Extracted data entries:
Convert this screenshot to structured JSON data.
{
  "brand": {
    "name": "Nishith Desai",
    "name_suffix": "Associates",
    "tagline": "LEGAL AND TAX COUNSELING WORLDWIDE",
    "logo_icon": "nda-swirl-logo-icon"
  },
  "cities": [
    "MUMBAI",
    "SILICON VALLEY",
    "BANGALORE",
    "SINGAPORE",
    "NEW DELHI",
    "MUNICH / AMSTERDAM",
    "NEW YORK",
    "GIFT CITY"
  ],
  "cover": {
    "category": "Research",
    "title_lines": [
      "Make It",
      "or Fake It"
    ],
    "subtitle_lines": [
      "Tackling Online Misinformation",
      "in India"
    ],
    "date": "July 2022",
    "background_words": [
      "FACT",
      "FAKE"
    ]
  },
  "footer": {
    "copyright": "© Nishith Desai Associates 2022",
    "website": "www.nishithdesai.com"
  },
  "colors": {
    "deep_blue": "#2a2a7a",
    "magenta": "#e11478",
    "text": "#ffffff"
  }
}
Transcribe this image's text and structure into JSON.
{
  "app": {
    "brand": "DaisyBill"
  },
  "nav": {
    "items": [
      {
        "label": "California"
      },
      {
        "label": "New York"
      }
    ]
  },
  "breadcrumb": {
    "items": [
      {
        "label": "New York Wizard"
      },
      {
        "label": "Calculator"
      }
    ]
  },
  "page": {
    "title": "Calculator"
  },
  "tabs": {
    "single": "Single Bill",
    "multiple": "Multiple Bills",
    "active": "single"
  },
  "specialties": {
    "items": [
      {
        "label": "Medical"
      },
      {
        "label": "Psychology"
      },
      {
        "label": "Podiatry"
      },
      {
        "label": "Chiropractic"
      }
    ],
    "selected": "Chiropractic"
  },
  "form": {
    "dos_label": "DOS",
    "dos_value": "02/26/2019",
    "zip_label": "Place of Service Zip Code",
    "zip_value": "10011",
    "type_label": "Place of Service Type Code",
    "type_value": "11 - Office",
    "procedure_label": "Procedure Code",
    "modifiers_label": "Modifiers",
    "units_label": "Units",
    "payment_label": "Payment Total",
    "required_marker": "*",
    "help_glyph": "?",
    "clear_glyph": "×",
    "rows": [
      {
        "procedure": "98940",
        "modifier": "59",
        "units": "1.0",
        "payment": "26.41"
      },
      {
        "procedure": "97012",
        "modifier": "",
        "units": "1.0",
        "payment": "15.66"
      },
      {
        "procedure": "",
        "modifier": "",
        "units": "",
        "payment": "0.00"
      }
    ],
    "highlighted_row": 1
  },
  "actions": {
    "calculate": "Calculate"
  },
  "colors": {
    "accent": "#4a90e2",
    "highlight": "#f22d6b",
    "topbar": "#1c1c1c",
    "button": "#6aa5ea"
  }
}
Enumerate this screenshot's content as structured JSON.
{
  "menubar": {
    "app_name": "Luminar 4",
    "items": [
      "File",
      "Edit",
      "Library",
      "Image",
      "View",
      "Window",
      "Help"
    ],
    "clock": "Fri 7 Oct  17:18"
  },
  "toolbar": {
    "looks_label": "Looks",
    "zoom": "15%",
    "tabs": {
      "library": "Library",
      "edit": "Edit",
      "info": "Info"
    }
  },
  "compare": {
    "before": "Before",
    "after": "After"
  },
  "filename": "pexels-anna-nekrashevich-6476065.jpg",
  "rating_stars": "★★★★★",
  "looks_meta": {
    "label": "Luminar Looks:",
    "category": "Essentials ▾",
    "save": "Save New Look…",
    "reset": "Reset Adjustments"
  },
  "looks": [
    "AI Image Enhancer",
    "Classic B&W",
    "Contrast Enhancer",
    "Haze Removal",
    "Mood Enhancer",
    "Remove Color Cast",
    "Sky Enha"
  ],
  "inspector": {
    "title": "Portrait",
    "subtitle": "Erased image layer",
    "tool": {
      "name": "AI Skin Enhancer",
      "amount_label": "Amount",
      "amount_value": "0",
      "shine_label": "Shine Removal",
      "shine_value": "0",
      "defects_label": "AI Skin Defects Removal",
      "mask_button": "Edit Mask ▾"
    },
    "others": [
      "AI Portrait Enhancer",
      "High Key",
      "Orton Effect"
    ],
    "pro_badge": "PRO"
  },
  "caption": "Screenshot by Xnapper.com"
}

==

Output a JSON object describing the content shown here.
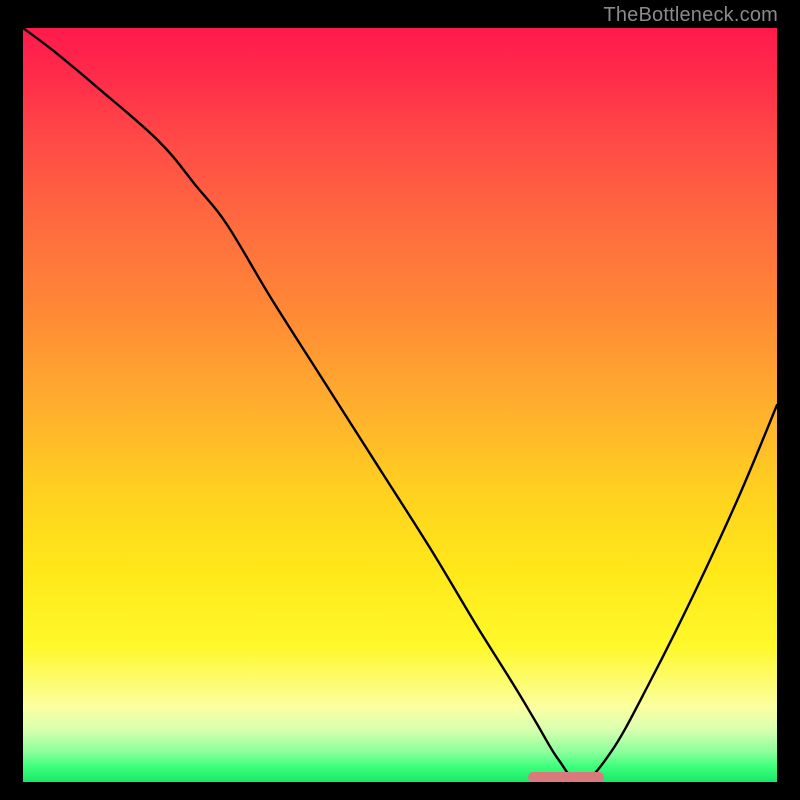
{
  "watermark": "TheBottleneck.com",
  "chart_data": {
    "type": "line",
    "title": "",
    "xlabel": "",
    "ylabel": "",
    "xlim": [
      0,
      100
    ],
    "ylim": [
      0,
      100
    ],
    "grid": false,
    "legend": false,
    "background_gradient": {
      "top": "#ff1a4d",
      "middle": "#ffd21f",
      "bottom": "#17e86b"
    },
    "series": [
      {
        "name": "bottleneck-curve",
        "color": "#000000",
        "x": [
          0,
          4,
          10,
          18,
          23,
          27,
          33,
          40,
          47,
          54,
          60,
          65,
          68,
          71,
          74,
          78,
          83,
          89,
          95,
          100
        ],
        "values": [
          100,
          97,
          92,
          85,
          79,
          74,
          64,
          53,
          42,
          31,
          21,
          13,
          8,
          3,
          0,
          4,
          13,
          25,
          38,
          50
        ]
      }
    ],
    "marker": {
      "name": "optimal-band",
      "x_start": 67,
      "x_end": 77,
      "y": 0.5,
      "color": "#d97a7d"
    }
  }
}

* _Job_:
Where a line in the material above holds "this", copy that line.

* _Exercise answer_:
Convert this screenshot to structured JSON data.
Transcribe this image's text and structure into JSON.
Enumerate this screenshot's content as structured JSON.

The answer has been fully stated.